# Selection
如何转换此函数以使用尾调用

Question

Recursive function:

let rec listMerge (l1 : 'a list) (l2 : 'a list) =
    if l1.IsEmpty then      l2 
    elif l2.IsEmpty then    l1 
    else                    l1.Head :: l2.Head :: listMerge l1.Tail l2.Tail

Now, unless I am happily mistaken, this does not actually perform tail call, it just may look like it, if not considering that :: is right associative.

Then, I am under impression (from something I read, but couldn't find now) that this can easily be converted to tail recursive by using an extra fun or something.

So, is it possible? Code?

My answer: So, this is how I changed the functions, thanks to answers below:

let listMerge l1 l2 =
    let rec mergeLoop  (l1 : 'a list) (l2 : 'a list) acc =
        if l1.IsEmpty then      (List.rev acc) @ l2 
        elif l2.IsEmpty then    (List.rev acc) @ l1
        else                    mergeLoop l1.Tail l2.Tail (l2.Head :: l1.Head :: acc)
    mergeLoop l1 l2 []

Answer 1

As @Ramon suggested, you should use pattern matching for better readability:

let rec listMerge xs ys =
    match xs, ys with
    | [], _ -> ys
    | _, [] -> xs
    | x::xs', y::ys' -> x::y::listMerge xs' ys'

As you can see, two cons constructors (::) are the last operations on listMerge so the function isn't tail-recursive.

You can use an accumulator to obtain results in a tail-recursive way:

let listMerge xs ys =
    let rec loop xs ys acc =
        match xs, ys with
        | [], zs | zs, [] -> (List.rev zs)@acc
        | x::xs', y::ys' -> loop xs' ys' (y::x::acc)
    List.rev (loop xs ys [])

In the function above, the first List.rev call could be avoided if you add a few more patterns to deconstruct two lists until both of them are empty.

In F#, there is a tail-recursive approach using sequence expressions which is along the line of continuation-passing style :

let listMerge xs ys =
    let rec loop xs ys =
        seq {
            match xs, ys with
            | [], zs | zs, [] -> yield! zs
            | x::xs', y::ys' -> 
                yield x
                yield y
                yield! loop xs' ys'
        }
    loop xs ys |> Seq.toList

I like this approach since it is convenient and close to your original formulation.

Answer 2

You can accumulate the constructed result in subsequent calls to listMerge and finally return the accumulated result. My F# skills are pretty rusted, but here goes a simple Lisp function.

(defun list-merge (xs ys &optional acc)
  (cond ((< 0 (length xs)) (list-merge (rest xs) ys (cons (first xs) acc)))
        ((< 0 (length ys)) (list-merge xs (rest ys) (cons (first ys) acc)))
        (t acc)))

(list-merge '(1 2 3) '(3 4 5)) ;=> (5 4 3 3 2 1)
(list-merge '() '(1 2))        ;=> (2 1)

# Tasks
a) Summarize the thread on converting a recursive function to use tail calls in two sentences.
b) Reproduce the passage of the thread starting with "Now, unless I" and going on through "it possible? Code?".

[Stored data]
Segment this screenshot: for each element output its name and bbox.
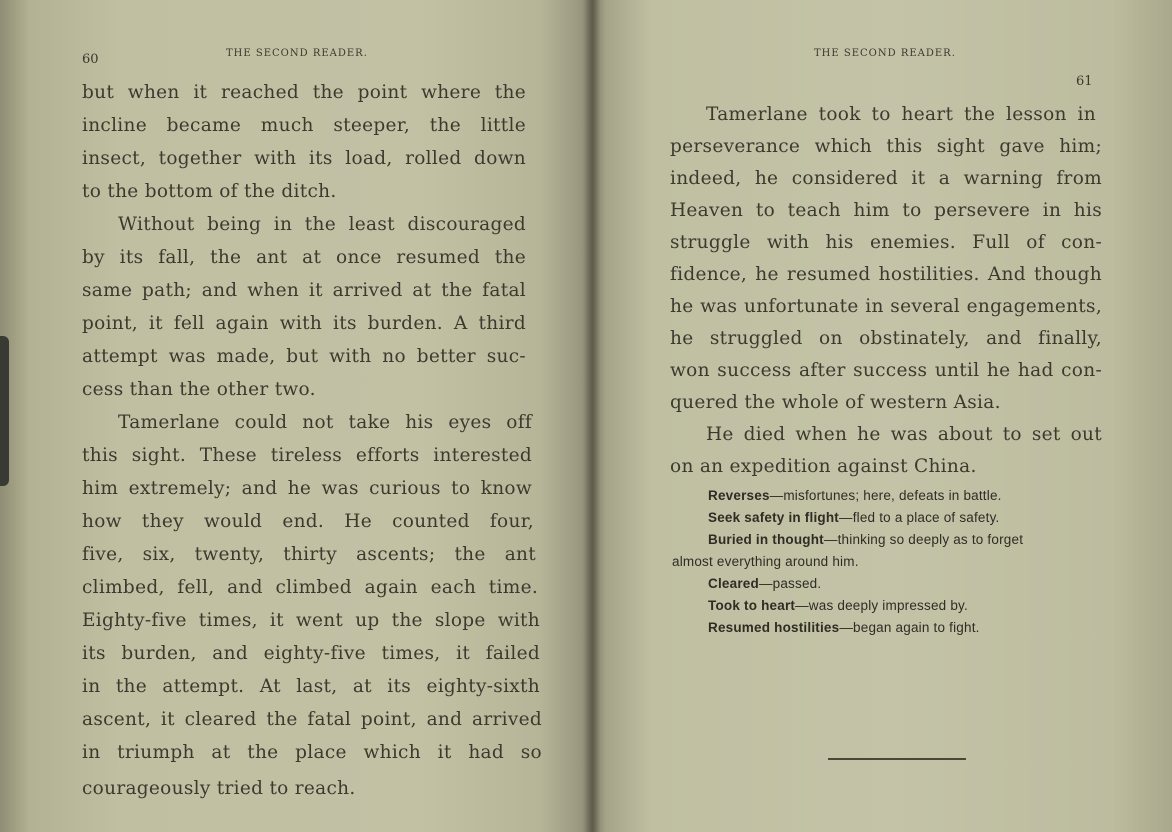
right-line: fidence, he resumed hostilities. And though — [670, 264, 1102, 285]
glossary-entry — [708, 510, 1000, 525]
glossary-definition: —thinking so deeply as to forget — [823, 532, 1024, 547]
left-line: cess than the other two. — [82, 379, 316, 400]
glossary-entry — [708, 488, 1002, 503]
right-running-head: THE SECOND READER. — [814, 48, 956, 59]
left-line: incline became much steeper, the little — [82, 115, 526, 136]
right-line: Tamerlane took to heart the lesson in — [706, 104, 1096, 125]
left-line: courageously tried to reach. — [82, 778, 356, 799]
book-gutter — [584, 0, 600, 832]
glossary-term: Cleared — [708, 576, 759, 591]
glossary-definition: —began again to fight. — [839, 620, 980, 635]
right-line: perseverance which this sight gave him; — [670, 136, 1102, 157]
left-line: five, six, twenty, thirty ascents; the ant — [82, 544, 536, 565]
right-line: on an expedition against China. — [670, 456, 977, 477]
glossary-term: Took to heart — [708, 598, 796, 613]
glossary-definition: —was deeply impressed by. — [795, 598, 968, 613]
left-page-number: 60 — [82, 52, 99, 67]
glossary-definition: almost everything around him. — [672, 554, 859, 569]
left-line: same path; and when it arrived at the fatal — [82, 280, 526, 301]
left-line: Tamerlane could not take his eyes off — [118, 412, 532, 433]
glossary-entry — [708, 620, 980, 635]
left-line: Eighty-five times, it went up the slope with — [82, 610, 540, 631]
left-line: in the attempt. At last, at its eighty-sixth — [82, 676, 540, 697]
left-line: climbed, fell, and climbed again each time. — [82, 577, 538, 598]
left-line: attempt was made, but with no better suc- — [82, 346, 526, 367]
left-line: insect, together with its load, rolled down — [82, 148, 526, 169]
right-line: Heaven to teach him to persevere in his — [670, 200, 1102, 221]
glossary-definition: —misfortunes; here, defeats in battle. — [769, 488, 1002, 503]
left-line: its burden, and eighty-five times, it failed — [82, 643, 540, 664]
right-line: He died when he was about to set out — [706, 424, 1102, 445]
right-line: quered the whole of western Asia. — [670, 392, 1001, 413]
left-line: this sight. These tireless efforts interested — [82, 445, 532, 466]
right-page — [592, 0, 1172, 832]
right-line: he struggled on obstinately, and finally, — [670, 328, 1102, 349]
left-running-head: THE SECOND READER. — [226, 48, 368, 59]
glossary-entry — [708, 532, 1023, 547]
glossary-definition: —fled to a place of safety. — [839, 510, 1000, 525]
left-line: in triumph at the place which it had so — [82, 742, 542, 763]
glossary-term: Resumed hostilities — [708, 620, 840, 635]
right-page-number: 61 — [1076, 74, 1093, 89]
left-line: but when it reached the point where the — [82, 82, 526, 103]
right-line: struggle with his enemies. Full of con- — [670, 232, 1102, 253]
end-rule — [828, 758, 966, 760]
left-line: to the bottom of the ditch. — [82, 181, 337, 202]
left-line: him extremely; and he was curious to know — [82, 478, 532, 499]
glossary-term: Seek safety in flight — [708, 510, 839, 525]
right-line: won success after success until he had con- — [670, 360, 1102, 381]
left-line: point, it fell again with its burden. A third — [82, 313, 526, 334]
glossary-definition: —passed. — [758, 576, 822, 591]
left-line: ascent, it cleared the fatal point, and arrived — [82, 709, 542, 730]
glossary-entry — [708, 598, 968, 613]
glossary-entry — [708, 576, 821, 591]
page-edge-tab — [0, 336, 9, 486]
left-line: how they would end. He counted four, — [82, 511, 534, 532]
left-line: by its fall, the ant at once resumed the — [82, 247, 526, 268]
glossary-term: Reverses — [708, 488, 770, 503]
glossary-entry-continuation — [672, 554, 859, 569]
left-line: Without being in the least discouraged — [118, 214, 526, 235]
glossary-term: Buried in thought — [708, 532, 824, 547]
right-line: he was unfortunate in several engagements, — [670, 296, 1102, 317]
right-line: indeed, he considered it a warning from — [670, 168, 1102, 189]
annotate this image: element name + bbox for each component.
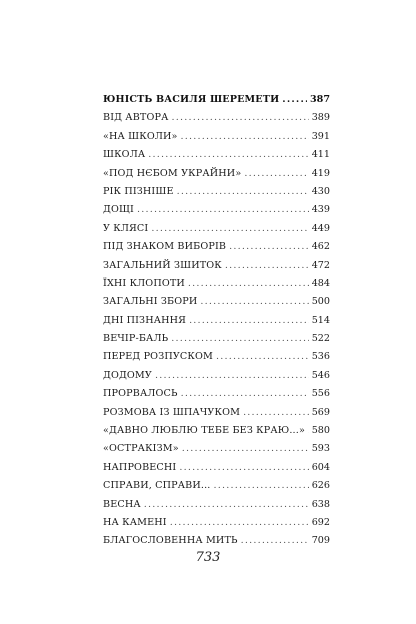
- toc-entry-page: 580: [311, 425, 330, 437]
- toc-entry-title: «НА ШКОЛИ»: [103, 130, 178, 142]
- toc-entry-title: ДОЩІ: [103, 204, 135, 216]
- toc-entry-title: ПІД ЗНАКОМ ВИБОРІВ: [103, 241, 227, 253]
- toc-entry-page: 638: [311, 498, 330, 510]
- toc-entry-page: 556: [311, 388, 330, 400]
- toc-leader-dots: [216, 348, 309, 366]
- toc-entry: [103, 220, 330, 238]
- toc-leader-dots: [172, 109, 309, 127]
- toc-entry-page: 536: [311, 351, 330, 363]
- toc-leader-dots: [225, 257, 309, 275]
- toc-leader-dots: [181, 385, 309, 403]
- toc-entry-page: 500: [311, 296, 330, 308]
- toc-entry-page: 472: [311, 259, 330, 271]
- toc-entry: [103, 146, 330, 164]
- toc-entry-title: РІК ПІЗНІШЕ: [103, 185, 174, 197]
- toc-entry-page: 546: [311, 369, 330, 381]
- toc-entry: [103, 514, 330, 532]
- table-of-contents: [103, 91, 330, 551]
- toc-entry-page: 692: [311, 516, 330, 528]
- toc-entry: [103, 477, 330, 495]
- toc-entry-page: 439: [311, 204, 330, 216]
- toc-entry-page: 449: [311, 222, 330, 234]
- toc-entry-title: БЛАГОСЛОВЕННА МИТЬ: [103, 535, 238, 547]
- toc-entry-page: 484: [311, 277, 330, 289]
- toc-entry-title: ВЕЧІР-БАЛЬ: [103, 333, 169, 345]
- toc-entry: [103, 459, 330, 477]
- toc-entry-title: ДОДОМУ: [103, 369, 152, 381]
- toc-entry: [103, 275, 330, 293]
- toc-entry: [103, 367, 330, 385]
- toc-entry-page: 709: [311, 535, 330, 547]
- toc-entry-page: 391: [311, 130, 330, 142]
- toc-entry-title: НА КАМЕНІ: [103, 516, 167, 528]
- toc-entry: [103, 312, 330, 330]
- toc-leader-dots: [179, 459, 308, 477]
- toc-leader-dots: [189, 312, 309, 330]
- toc-leader-dots: [170, 514, 309, 532]
- toc-leader-dots: [171, 330, 308, 348]
- toc-entry-page: 514: [311, 314, 330, 326]
- toc-entry: [103, 165, 330, 183]
- toc-entry: [103, 257, 330, 275]
- toc-entry: [103, 385, 330, 403]
- toc-entry: [103, 422, 330, 440]
- toc-leader-dots: [182, 440, 309, 458]
- toc-leader-dots: [177, 183, 309, 201]
- toc-entry-page: 604: [311, 461, 330, 473]
- toc-leader-dots: [282, 91, 307, 109]
- toc-leader-dots: [241, 532, 309, 550]
- toc-leader-dots: [188, 275, 309, 293]
- toc-entry-title: «ОСТРАКІЗМ»: [103, 443, 179, 455]
- toc-entry-title: У КЛЯСІ: [103, 222, 149, 234]
- toc-entry-page: 389: [311, 112, 330, 124]
- toc-entry: [103, 109, 330, 127]
- toc-entry-title: ВЕСНА: [103, 498, 141, 510]
- toc-leader-dots: [308, 422, 309, 440]
- toc-entry-page: 569: [311, 406, 330, 418]
- toc-leader-dots: [148, 146, 308, 164]
- toc-entry-title: «ДАВНО ЛЮБЛЮ ТЕБЕ БЕЗ КРАЮ...»: [103, 425, 305, 437]
- toc-leader-dots: [200, 293, 308, 311]
- toc-entry: [103, 440, 330, 458]
- toc-entry-title: ВІД АВТОРА: [103, 112, 169, 124]
- toc-entry-title: ШКОЛА: [103, 149, 146, 161]
- toc-entry: [103, 183, 330, 201]
- toc-entry-title: ДНІ ПІЗНАННЯ: [103, 314, 187, 326]
- toc-entry-title: РОЗМОВА ІЗ ШПАЧУКОМ: [103, 406, 241, 418]
- toc-leader-dots: [155, 367, 309, 385]
- toc-entry: [103, 404, 330, 422]
- toc-entry-title: ЇХНІ КЛОПОТИ: [103, 277, 185, 289]
- toc-entry: [103, 91, 330, 109]
- toc-entry-title: ЗАГАЛЬНІ ЗБОРИ: [103, 296, 198, 308]
- toc-entry: [103, 348, 330, 366]
- toc-entry-page: 462: [311, 241, 330, 253]
- toc-leader-dots: [214, 477, 309, 495]
- toc-leader-dots: [181, 128, 309, 146]
- toc-entry-title: ЮНІСТЬ ВАСИЛЯ ШЕРЕМЕТИ: [103, 94, 280, 105]
- toc-leader-dots: [151, 220, 308, 238]
- toc-leader-dots: [229, 238, 309, 256]
- toc-leader-dots: [243, 404, 309, 422]
- toc-entry-page: 411: [311, 149, 330, 161]
- toc-entry-title: ПРОРВАЛОСЬ: [103, 388, 178, 400]
- toc-entry-title: ПЕРЕД РОЗПУСКОМ: [103, 351, 213, 363]
- toc-entry: [103, 128, 330, 146]
- toc-entry-page: 626: [311, 480, 330, 492]
- toc-entry-page: 387: [309, 94, 330, 105]
- toc-leader-dots: [137, 201, 309, 219]
- toc-entry-page: 522: [311, 333, 330, 345]
- toc-entry: [103, 496, 330, 514]
- toc-entry: [103, 293, 330, 311]
- toc-entry-title: «ПОД НЄБОМ УКРАЙНИ»: [103, 167, 242, 179]
- toc-entry: [103, 201, 330, 219]
- toc-entry-page: 593: [311, 443, 330, 455]
- page-number: 733: [195, 550, 221, 565]
- toc-leader-dots: [144, 496, 309, 514]
- toc-entry-title: СПРАВИ, СПРАВИ...: [103, 480, 211, 492]
- toc-entry-page: 430: [311, 185, 330, 197]
- toc-entry-page: 419: [311, 167, 330, 179]
- toc-leader-dots: [244, 165, 308, 183]
- toc-entry-title: НАПРОВЕСНІ: [103, 461, 177, 473]
- toc-entry-title: ЗАГАЛЬНИЙ ЗШИТОК: [103, 259, 222, 271]
- toc-entry: [103, 532, 330, 550]
- toc-entry: [103, 238, 330, 256]
- toc-entry: [103, 330, 330, 348]
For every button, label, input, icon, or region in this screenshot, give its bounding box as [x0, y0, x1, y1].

# Replies
a) The question presents a recursive F# function, listMerge, that does not perform a tail call because the cons operations come last, and asks how to convert it to a tail-recursive form. The replies propose passing an accumulator through a loop and reversing the result with List.rev, or using a sequence expression in F#, and one reply illustrates the accumulator approach with a Lisp function.

b)
Now, unless I am happily mistaken, this does not actually perform tail call, it just may look like it, if not considering that :: is right associative.

Then, I am under impression (from something I read, but couldn't find now) that this can easily be converted to tail recursive by using an extra fun or something.

So, is it possible? Code?